Data listing.
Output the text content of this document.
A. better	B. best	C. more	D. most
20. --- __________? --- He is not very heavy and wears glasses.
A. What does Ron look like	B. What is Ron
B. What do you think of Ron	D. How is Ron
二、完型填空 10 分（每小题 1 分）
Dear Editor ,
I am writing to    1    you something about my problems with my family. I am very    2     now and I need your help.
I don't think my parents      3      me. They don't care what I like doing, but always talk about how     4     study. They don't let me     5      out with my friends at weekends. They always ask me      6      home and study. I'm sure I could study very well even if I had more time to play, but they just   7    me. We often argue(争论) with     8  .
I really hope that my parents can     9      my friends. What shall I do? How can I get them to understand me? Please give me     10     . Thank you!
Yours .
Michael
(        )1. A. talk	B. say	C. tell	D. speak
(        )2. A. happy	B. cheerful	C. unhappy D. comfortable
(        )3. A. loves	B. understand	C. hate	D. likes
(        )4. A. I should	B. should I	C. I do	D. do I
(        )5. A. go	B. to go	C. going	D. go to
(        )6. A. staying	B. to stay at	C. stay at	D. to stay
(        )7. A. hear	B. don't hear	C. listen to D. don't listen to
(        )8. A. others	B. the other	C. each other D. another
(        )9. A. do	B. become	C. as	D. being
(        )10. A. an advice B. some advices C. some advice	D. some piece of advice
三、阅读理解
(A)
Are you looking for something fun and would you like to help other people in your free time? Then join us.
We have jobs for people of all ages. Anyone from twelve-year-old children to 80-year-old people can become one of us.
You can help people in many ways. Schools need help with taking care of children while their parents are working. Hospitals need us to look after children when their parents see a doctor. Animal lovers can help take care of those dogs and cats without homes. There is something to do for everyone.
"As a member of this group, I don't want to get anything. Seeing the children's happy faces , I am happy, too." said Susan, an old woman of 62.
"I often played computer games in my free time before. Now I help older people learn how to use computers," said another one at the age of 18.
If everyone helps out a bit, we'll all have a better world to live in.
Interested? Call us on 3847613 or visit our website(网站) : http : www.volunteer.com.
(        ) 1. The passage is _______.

--

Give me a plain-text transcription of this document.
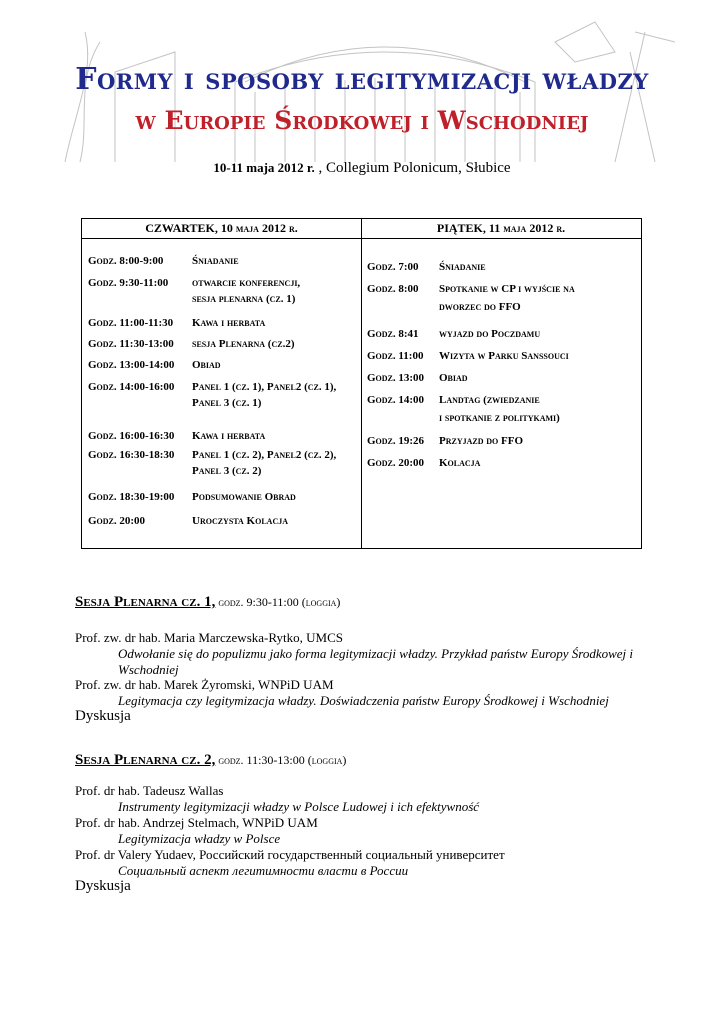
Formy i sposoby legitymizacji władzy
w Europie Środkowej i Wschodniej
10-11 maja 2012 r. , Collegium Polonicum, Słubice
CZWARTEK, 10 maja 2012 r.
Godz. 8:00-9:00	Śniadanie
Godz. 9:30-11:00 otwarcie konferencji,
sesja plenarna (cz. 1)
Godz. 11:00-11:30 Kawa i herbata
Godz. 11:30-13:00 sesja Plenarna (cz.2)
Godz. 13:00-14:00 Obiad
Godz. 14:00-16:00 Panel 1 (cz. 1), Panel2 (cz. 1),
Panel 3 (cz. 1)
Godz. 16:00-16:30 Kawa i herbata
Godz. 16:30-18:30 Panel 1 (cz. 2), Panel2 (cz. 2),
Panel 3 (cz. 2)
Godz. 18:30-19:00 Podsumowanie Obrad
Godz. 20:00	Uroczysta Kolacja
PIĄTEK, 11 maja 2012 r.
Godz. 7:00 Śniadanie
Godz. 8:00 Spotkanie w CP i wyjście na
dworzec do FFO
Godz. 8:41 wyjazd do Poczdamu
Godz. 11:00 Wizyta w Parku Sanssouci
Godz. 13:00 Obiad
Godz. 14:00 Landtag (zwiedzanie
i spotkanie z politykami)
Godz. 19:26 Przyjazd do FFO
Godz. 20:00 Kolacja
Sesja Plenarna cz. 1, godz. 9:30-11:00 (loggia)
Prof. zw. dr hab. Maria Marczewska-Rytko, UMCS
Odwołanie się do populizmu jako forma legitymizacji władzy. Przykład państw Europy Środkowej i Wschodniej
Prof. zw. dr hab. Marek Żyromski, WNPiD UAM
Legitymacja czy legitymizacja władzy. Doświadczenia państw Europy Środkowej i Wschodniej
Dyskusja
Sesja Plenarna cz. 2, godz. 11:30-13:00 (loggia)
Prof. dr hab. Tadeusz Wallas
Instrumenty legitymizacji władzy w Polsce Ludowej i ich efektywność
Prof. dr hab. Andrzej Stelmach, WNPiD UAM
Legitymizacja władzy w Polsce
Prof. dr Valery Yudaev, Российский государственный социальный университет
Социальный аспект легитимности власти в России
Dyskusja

Stated task. Find each line holding the word "understand" and copy it.

Solution to this exercise.
I really hope that my parents can     9      my friends. What shall I do? How can I get them to understand me? Please give me     10     . Thank you!
(        )3. A. loves	B. understand	C. hate	D. likes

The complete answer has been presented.